== SET TASK ==
Restate the records in their entirety, word for word.
══ RECORD EXTRACTS
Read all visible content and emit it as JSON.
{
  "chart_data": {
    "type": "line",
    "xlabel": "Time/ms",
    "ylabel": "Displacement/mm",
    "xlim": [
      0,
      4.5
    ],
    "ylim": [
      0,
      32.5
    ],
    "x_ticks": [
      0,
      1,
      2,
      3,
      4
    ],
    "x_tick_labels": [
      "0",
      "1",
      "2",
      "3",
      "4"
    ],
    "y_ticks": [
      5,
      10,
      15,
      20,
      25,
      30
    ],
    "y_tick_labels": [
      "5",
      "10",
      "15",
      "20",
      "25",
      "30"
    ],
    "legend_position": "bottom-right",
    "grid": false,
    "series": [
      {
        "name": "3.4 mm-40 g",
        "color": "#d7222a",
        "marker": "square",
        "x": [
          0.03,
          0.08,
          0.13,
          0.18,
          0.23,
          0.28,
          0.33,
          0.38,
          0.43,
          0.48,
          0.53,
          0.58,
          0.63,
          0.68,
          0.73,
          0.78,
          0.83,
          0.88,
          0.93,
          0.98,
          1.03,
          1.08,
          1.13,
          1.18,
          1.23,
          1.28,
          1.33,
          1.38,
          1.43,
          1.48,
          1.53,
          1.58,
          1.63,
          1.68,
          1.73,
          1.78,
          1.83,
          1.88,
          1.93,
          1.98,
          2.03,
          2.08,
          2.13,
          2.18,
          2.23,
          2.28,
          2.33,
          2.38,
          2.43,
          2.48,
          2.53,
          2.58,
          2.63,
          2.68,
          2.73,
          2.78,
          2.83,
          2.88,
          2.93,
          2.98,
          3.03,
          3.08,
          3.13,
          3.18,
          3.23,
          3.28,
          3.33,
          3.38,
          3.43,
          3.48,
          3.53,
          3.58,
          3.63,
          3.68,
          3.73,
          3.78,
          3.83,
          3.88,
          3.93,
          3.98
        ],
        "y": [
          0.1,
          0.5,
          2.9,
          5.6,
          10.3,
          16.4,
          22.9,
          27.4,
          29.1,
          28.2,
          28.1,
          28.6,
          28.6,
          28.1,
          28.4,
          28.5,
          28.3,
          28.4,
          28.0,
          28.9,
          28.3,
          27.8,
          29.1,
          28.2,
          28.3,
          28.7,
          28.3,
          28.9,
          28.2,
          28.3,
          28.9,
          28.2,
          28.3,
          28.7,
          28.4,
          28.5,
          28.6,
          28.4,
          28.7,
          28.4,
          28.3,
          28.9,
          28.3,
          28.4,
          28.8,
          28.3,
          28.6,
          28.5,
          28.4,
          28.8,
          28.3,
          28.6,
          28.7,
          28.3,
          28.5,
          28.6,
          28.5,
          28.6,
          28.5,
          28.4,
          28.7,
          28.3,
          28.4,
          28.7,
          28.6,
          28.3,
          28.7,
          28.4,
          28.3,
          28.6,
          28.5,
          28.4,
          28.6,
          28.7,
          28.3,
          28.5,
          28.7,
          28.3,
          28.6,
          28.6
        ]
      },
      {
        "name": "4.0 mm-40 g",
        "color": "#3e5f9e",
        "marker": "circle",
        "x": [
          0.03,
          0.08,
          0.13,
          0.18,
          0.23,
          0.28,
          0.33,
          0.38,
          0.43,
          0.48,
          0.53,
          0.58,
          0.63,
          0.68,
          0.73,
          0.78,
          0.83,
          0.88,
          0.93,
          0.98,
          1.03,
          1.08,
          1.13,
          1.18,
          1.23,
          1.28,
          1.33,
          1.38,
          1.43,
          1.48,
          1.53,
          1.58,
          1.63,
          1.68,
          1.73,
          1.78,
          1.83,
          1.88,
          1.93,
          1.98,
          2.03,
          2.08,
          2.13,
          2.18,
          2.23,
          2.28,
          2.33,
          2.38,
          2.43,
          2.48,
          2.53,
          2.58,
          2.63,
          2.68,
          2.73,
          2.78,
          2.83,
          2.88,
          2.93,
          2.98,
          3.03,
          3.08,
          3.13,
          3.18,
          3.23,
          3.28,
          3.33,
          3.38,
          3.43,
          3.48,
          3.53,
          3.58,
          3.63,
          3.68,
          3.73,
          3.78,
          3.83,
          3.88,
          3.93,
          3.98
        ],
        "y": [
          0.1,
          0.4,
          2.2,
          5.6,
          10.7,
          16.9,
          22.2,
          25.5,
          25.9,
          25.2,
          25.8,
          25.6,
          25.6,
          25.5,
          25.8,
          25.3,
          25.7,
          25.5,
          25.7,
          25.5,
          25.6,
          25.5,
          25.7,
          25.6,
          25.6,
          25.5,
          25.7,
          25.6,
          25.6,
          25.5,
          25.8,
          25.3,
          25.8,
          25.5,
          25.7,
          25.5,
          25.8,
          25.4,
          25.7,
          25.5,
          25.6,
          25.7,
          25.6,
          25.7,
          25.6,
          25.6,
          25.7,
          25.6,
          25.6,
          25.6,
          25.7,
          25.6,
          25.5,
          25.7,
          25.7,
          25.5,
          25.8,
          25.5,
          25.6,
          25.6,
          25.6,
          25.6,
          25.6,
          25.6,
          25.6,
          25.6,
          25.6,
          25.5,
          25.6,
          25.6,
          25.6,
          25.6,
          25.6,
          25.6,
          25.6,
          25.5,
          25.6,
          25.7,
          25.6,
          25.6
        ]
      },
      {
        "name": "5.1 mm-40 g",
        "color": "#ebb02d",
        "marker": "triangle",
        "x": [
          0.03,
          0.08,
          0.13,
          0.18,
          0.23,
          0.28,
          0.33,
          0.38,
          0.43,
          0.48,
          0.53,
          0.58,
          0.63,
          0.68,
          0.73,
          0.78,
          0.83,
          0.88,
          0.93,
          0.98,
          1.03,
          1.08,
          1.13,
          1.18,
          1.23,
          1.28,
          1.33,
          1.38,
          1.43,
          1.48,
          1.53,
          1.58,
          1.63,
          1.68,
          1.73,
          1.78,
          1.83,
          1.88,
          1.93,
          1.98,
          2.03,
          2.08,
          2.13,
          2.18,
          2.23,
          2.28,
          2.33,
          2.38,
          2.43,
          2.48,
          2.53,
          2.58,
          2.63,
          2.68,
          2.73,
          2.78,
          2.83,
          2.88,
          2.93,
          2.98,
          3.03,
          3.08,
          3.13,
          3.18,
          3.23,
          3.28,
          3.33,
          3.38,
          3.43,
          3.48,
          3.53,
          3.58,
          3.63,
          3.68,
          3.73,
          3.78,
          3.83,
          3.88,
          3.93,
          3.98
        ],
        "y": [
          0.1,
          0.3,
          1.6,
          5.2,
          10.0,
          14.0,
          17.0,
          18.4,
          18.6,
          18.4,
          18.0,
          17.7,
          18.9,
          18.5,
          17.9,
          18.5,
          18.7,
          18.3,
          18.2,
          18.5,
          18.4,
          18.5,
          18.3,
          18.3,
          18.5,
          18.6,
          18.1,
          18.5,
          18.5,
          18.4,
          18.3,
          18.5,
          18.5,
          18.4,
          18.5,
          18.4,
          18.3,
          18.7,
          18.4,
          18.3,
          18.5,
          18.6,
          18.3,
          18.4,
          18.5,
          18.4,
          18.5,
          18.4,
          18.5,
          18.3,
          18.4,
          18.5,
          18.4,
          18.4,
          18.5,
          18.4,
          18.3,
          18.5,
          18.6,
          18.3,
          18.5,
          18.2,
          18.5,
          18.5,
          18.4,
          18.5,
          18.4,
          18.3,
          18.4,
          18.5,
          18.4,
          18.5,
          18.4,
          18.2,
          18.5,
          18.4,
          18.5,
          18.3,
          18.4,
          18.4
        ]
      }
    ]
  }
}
════
== RESULT OF THIS EXERCISE ==
Read all visible content and emit it as JSON.
{
  "chart_data": {
    "type": "line",
    "xlabel": "Time/ms",
    "ylabel": "Displacement/mm",
    "xlim": [
      0,
      4.5
    ],
    "ylim": [
      0,
      32.5
    ],
    "x_ticks": [
      0,
      1,
      2,
      3,
      4
    ],
    "x_tick_labels": [
      "0",
      "1",
      "2",
      "3",
      "4"
    ],
    "y_ticks": [
      5,
      10,
      15,
      20,
      25,
      30
    ],
    "y_tick_labels": [
      "5",
      "10",
      "15",
      "20",
      "25",
      "30"
    ],
    "legend_position": "bottom-right",
    "grid": false,
    "series": [
      {
        "name": "3.4 mm-40 g",
        "color": "#d7222a",
        "marker": "square",
        "x": [
          0.03,
          0.08,
          0.13,
          0.18,
          0.23,
          0.28,
          0.33,
          0.38,
          0.43,
          0.48,
          0.53,
          0.58,
          0.63,
          0.68,
          0.73,
          0.78,
          0.83,
          0.88,
          0.93,
          0.98,
          1.03,
          1.08,
          1.13,
          1.18,
          1.23,
          1.28,
          1.33,
          1.38,
          1.43,
          1.48,
          1.53,
          1.58,
          1.63,
          1.68,
          1.73,
          1.78,
          1.83,
          1.88,
          1.93,
          1.98,
          2.03,
          2.08,
          2.13,
          2.18,
          2.23,
          2.28,
          2.33,
          2.38,
          2.43,
          2.48,
          2.53,
          2.58,
          2.63,
          2.68,
          2.73,
          2.78,
          2.83,
          2.88,
          2.93,
          2.98,
          3.03,
          3.08,
          3.13,
          3.18,
          3.23,
          3.28,
          3.33,
          3.38,
          3.43,
          3.48,
          3.53,
          3.58,
          3.63,
          3.68,
          3.73,
          3.78,
          3.83,
          3.88,
          3.93,
          3.98
        ],
        "y": [
          0.1,
          0.5,
          2.9,
          5.6,
          10.3,
          16.4,
          22.9,
          27.4,
          29.1,
          28.2,
          28.1,
          28.6,
          28.6,
          28.1,
          28.4,
          28.5,
          28.3,
          28.4,
          28.0,
          28.9,
          28.3,
          27.8,
          29.1,
          28.2,
          28.3,
          28.7,
          28.3,
          28.9,
          28.2,
          28.3,
          28.9,
          28.2,
          28.3,
          28.7,
          28.4,
          28.5,
          28.6,
          28.4,
          28.7,
          28.4,
          28.3,
          28.9,
          28.3,
          28.4,
          28.8,
          28.3,
          28.6,
          28.5,
          28.4,
          28.8,
          28.3,
          28.6,
          28.7,
          28.3,
          28.5,
          28.6,
          28.5,
          28.6,
          28.5,
          28.4,
          28.7,
          28.3,
          28.4,
          28.7,
          28.6,
          28.3,
          28.7,
          28.4,
          28.3,
          28.6,
          28.5,
          28.4,
          28.6,
          28.7,
          28.3,
          28.5,
          28.7,
          28.3,
          28.6,
          28.6
        ]
      },
      {
        "name": "4.0 mm-40 g",
        "color": "#3e5f9e",
        "marker": "circle",
        "x": [
          0.03,
          0.08,
          0.13,
          0.18,
          0.23,
          0.28,
          0.33,
          0.38,
          0.43,
          0.48,
          0.53,
          0.58,
          0.63,
          0.68,
          0.73,
          0.78,
          0.83,
          0.88,
          0.93,
          0.98,
          1.03,
          1.08,
          1.13,
          1.18,
          1.23,
          1.28,
          1.33,
          1.38,
          1.43,
          1.48,
          1.53,
          1.58,
          1.63,
          1.68,
          1.73,
          1.78,
          1.83,
          1.88,
          1.93,
          1.98,
          2.03,
          2.08,
          2.13,
          2.18,
          2.23,
          2.28,
          2.33,
          2.38,
          2.43,
          2.48,
          2.53,
          2.58,
          2.63,
          2.68,
          2.73,
          2.78,
          2.83,
          2.88,
          2.93,
          2.98,
          3.03,
          3.08,
          3.13,
          3.18,
          3.23,
          3.28,
          3.33,
          3.38,
          3.43,
          3.48,
          3.53,
          3.58,
          3.63,
          3.68,
          3.73,
          3.78,
          3.83,
          3.88,
          3.93,
          3.98
        ],
        "y": [
          0.1,
          0.4,
          2.2,
          5.6,
          10.7,
          16.9,
          22.2,
          25.5,
          25.9,
          25.2,
          25.8,
          25.6,
          25.6,
          25.5,
          25.8,
          25.3,
          25.7,
          25.5,
          25.7,
          25.5,
          25.6,
          25.5,
          25.7,
          25.6,
          25.6,
          25.5,
          25.7,
          25.6,
          25.6,
          25.5,
          25.8,
          25.3,
          25.8,
          25.5,
          25.7,
          25.5,
          25.8,
          25.4,
          25.7,
          25.5,
          25.6,
          25.7,
          25.6,
          25.7,
          25.6,
          25.6,
          25.7,
          25.6,
          25.6,
          25.6,
          25.7,
          25.6,
          25.5,
          25.7,
          25.7,
          25.5,
          25.8,
          25.5,
          25.6,
          25.6,
          25.6,
          25.6,
          25.6,
          25.6,
          25.6,
          25.6,
          25.6,
          25.5,
          25.6,
          25.6,
          25.6,
          25.6,
          25.6,
          25.6,
          25.6,
          25.5,
          25.6,
          25.7,
          25.6,
          25.6
        ]
      },
      {
        "name": "5.1 mm-40 g",
        "color": "#ebb02d",
        "marker": "triangle",
        "x": [
          0.03,
          0.08,
          0.13,
          0.18,
          0.23,
          0.28,
          0.33,
          0.38,
          0.43,
          0.48,
          0.53,
          0.58,
          0.63,
          0.68,
          0.73,
          0.78,
          0.83,
          0.88,
          0.93,
          0.98,
          1.03,
          1.08,
          1.13,
          1.18,
          1.23,
          1.28,
          1.33,
          1.38,
          1.43,
          1.48,
          1.53,
          1.58,
          1.63,
          1.68,
          1.73,
          1.78,
          1.83,
          1.88,
          1.93,
          1.98,
          2.03,
          2.08,
          2.13,
          2.18,
          2.23,
          2.28,
          2.33,
          2.38,
          2.43,
          2.48,
          2.53,
          2.58,
          2.63,
          2.68,
          2.73,
          2.78,
          2.83,
          2.88,
          2.93,
          2.98,
          3.03,
          3.08,
          3.13,
          3.18,
          3.23,
          3.28,
          3.33,
          3.38,
          3.43,
          3.48,
          3.53,
          3.58,
          3.63,
          3.68,
          3.73,
          3.78,
          3.83,
          3.88,
          3.93,
          3.98
        ],
        "y": [
          0.1,
          0.3,
          1.6,
          5.2,
          10.0,
          14.0,
          17.0,
          18.4,
          18.6,
          18.4,
          18.0,
          17.7,
          18.9,
          18.5,
          17.9,
          18.5,
          18.7,
          18.3,
          18.2,
          18.5,
          18.4,
          18.5,
          18.3,
          18.3,
          18.5,
          18.6,
          18.1,
          18.5,
          18.5,
          18.4,
          18.3,
          18.5,
          18.5,
          18.4,
          18.5,
          18.4,
          18.3,
          18.7,
          18.4,
          18.3,
          18.5,
          18.6,
          18.3,
          18.4,
          18.5,
          18.4,
          18.5,
          18.4,
          18.5,
          18.3,
          18.4,
          18.5,
          18.4,
          18.4,
          18.5,
          18.4,
          18.3,
          18.5,
          18.6,
          18.3,
          18.5,
          18.2,
          18.5,
          18.5,
          18.4,
          18.5,
          18.4,
          18.3,
          18.4,
          18.5,
          18.4,
          18.5,
          18.4,
          18.2,
          18.5,
          18.4,
          18.5,
          18.3,
          18.4,
          18.4
        ]
      }
    ]
  }
}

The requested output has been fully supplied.